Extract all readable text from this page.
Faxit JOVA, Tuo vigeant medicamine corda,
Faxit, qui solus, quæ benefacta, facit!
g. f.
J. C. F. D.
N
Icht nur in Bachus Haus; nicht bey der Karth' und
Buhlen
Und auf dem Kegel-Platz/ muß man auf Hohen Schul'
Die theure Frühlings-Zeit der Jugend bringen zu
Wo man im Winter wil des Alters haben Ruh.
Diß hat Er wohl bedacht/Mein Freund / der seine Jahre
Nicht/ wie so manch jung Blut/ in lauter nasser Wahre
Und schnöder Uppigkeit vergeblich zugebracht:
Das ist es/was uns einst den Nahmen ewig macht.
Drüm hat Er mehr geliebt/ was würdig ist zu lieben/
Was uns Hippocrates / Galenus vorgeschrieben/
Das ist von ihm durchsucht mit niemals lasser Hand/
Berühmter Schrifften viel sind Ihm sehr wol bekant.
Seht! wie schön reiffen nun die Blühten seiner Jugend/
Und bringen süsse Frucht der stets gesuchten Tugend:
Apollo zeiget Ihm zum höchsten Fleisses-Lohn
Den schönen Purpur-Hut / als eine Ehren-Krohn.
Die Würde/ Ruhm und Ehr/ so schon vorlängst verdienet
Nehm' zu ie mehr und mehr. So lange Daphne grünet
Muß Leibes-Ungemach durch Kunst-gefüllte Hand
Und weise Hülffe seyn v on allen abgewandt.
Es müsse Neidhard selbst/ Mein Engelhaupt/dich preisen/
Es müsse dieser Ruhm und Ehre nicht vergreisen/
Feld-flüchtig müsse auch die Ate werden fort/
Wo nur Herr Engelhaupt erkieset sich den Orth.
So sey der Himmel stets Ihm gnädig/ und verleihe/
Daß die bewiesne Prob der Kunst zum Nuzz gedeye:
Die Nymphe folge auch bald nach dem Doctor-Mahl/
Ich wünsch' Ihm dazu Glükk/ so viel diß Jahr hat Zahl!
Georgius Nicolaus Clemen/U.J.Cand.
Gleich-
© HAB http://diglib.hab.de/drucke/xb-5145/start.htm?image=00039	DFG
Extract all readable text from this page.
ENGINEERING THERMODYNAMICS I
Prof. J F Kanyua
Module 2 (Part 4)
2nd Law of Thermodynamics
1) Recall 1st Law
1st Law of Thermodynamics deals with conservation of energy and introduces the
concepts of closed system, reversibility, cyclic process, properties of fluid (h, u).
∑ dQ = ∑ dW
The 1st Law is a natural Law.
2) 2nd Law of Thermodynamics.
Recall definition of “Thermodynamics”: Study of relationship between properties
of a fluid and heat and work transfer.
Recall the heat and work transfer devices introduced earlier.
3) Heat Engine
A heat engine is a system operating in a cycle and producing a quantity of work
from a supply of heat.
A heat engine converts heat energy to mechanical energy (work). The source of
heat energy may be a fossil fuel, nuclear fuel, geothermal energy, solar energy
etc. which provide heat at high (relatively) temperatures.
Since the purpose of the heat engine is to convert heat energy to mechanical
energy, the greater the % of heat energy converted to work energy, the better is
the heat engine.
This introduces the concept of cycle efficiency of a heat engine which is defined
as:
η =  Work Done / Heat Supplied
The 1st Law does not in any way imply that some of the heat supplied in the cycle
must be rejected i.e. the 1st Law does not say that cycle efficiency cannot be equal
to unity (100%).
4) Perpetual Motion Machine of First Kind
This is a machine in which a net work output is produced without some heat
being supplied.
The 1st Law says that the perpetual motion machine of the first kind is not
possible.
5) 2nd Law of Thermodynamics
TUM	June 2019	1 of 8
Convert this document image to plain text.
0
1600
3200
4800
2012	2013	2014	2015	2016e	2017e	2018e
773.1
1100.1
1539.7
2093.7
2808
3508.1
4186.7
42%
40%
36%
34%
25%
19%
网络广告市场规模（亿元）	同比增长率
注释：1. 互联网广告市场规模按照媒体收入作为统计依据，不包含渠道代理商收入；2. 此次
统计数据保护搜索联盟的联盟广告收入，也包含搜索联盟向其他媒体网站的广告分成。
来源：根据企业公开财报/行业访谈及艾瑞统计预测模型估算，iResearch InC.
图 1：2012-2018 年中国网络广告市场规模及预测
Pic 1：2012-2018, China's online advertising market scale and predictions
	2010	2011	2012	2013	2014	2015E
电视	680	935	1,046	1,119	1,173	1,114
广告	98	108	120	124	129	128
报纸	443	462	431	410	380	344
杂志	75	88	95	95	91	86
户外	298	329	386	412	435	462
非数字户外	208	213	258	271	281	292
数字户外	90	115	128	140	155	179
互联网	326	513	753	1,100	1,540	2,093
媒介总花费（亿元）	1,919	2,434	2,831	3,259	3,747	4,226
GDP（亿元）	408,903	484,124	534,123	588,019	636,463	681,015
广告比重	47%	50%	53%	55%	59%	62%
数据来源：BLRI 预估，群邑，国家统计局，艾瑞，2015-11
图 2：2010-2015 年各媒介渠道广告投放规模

+++

**Instruction**
Set down the listing in full, keeping every word exactly as it is.

**Correct result**
Extract all readable text from this page.
Faxit JOVA, Tuo vigeant medicamine corda,
Faxit, qui solus, quæ benefacta, facit!
g. f.
J. C. F. D.
N
Icht nur in Bachus Haus; nicht bey der Karth' und
Buhlen
Und auf dem Kegel-Platz/ muß man auf Hohen Schul'
Die theure Frühlings-Zeit der Jugend bringen zu
Wo man im Winter wil des Alters haben Ruh.
Diß hat Er wohl bedacht/Mein Freund / der seine Jahre
Nicht/ wie so manch jung Blut/ in lauter nasser Wahre
Und schnöder Uppigkeit vergeblich zugebracht:
Das ist es/was uns einst den Nahmen ewig macht.
Drüm hat Er mehr geliebt/ was würdig ist zu lieben/
Was uns Hippocrates / Galenus vorgeschrieben/
Das ist von ihm durchsucht mit niemals lasser Hand/
Berühmter Schrifften viel sind Ihm sehr wol bekant.
Seht! wie schön reiffen nun die Blühten seiner Jugend/
Und bringen süsse Frucht der stets gesuchten Tugend:
Apollo zeiget Ihm zum höchsten Fleisses-Lohn
Den schönen Purpur-Hut / als eine Ehren-Krohn.
Die Würde/ Ruhm und Ehr/ so schon vorlängst verdienet
Nehm' zu ie mehr und mehr. So lange Daphne grünet
Muß Leibes-Ungemach durch Kunst-gefüllte Hand
Und weise Hülffe seyn v on allen abgewandt.
Es müsse Neidhard selbst/ Mein Engelhaupt/dich preisen/
Es müsse dieser Ruhm und Ehre nicht vergreisen/
Feld-flüchtig müsse auch die Ate werden fort/
Wo nur Herr Engelhaupt erkieset sich den Orth.
So sey der Himmel stets Ihm gnädig/ und verleihe/
Daß die bewiesne Prob der Kunst zum Nuzz gedeye:
Die Nymphe folge auch bald nach dem Doctor-Mahl/
Ich wünsch' Ihm dazu Glükk/ so viel diß Jahr hat Zahl!
Georgius Nicolaus Clemen/U.J.Cand.
Gleich-
© HAB http://diglib.hab.de/drucke/xb-5145/start.htm?image=00039	DFG
Extract all readable text from this page.
ENGINEERING THERMODYNAMICS I
Prof. J F Kanyua
Module 2 (Part 4)
2nd Law of Thermodynamics
1) Recall 1st Law
1st Law of Thermodynamics deals with conservation of energy and introduces the
concepts of closed system, reversibility, cyclic process, properties of fluid (h, u).
∑ dQ = ∑ dW
The 1st Law is a natural Law.
2) 2nd Law of Thermodynamics.
Recall definition of “Thermodynamics”: Study of relationship between properties
of a fluid and heat and work transfer.
Recall the heat and work transfer devices introduced earlier.
3) Heat Engine
A heat engine is a system operating in a cycle and producing a quantity of work
from a supply of heat.
A heat engine converts heat energy to mechanical energy (work). The source of
heat energy may be a fossil fuel, nuclear fuel, geothermal energy, solar energy
etc. which provide heat at high (relatively) temperatures.
Since the purpose of the heat engine is to convert heat energy to mechanical
energy, the greater the % of heat energy converted to work energy, the better is
the heat engine.
This introduces the concept of cycle efficiency of a heat engine which is defined
as:
η =  Work Done / Heat Supplied
The 1st Law does not in any way imply that some of the heat supplied in the cycle
must be rejected i.e. the 1st Law does not say that cycle efficiency cannot be equal
to unity (100%).
4) Perpetual Motion Machine of First Kind
This is a machine in which a net work output is produced without some heat
being supplied.
The 1st Law says that the perpetual motion machine of the first kind is not
possible.
5) 2nd Law of Thermodynamics
TUM	June 2019	1 of 8
Convert this document image to plain text.
0
1600
3200
4800
2012	2013	2014	2015	2016e	2017e	2018e
773.1
1100.1
1539.7
2093.7
2808
3508.1
4186.7
42%
40%
36%
34%
25%
19%
网络广告市场规模（亿元）	同比增长率
注释：1. 互联网广告市场规模按照媒体收入作为统计依据，不包含渠道代理商收入；2. 此次
统计数据保护搜索联盟的联盟广告收入，也包含搜索联盟向其他媒体网站的广告分成。
来源：根据企业公开财报/行业访谈及艾瑞统计预测模型估算，iResearch InC.
图 1：2012-2018 年中国网络广告市场规模及预测
Pic 1：2012-2018, China's online advertising market scale and predictions
	2010	2011	2012	2013	2014	2015E
电视	680	935	1,046	1,119	1,173	1,114
广告	98	108	120	124	129	128
报纸	443	462	431	410	380	344
杂志	75	88	95	95	91	86
户外	298	329	386	412	435	462
非数字户外	208	213	258	271	281	292
数字户外	90	115	128	140	155	179
互联网	326	513	753	1,100	1,540	2,093
媒介总花费（亿元）	1,919	2,434	2,831	3,259	3,747	4,226
GDP（亿元）	408,903	484,124	534,123	588,019	636,463	681,015
广告比重	47%	50%	53%	55%	59%	62%
数据来源：BLRI 预估，群邑，国家统计局，艾瑞，2015-11
图 2：2010-2015 年各媒介渠道广告投放规模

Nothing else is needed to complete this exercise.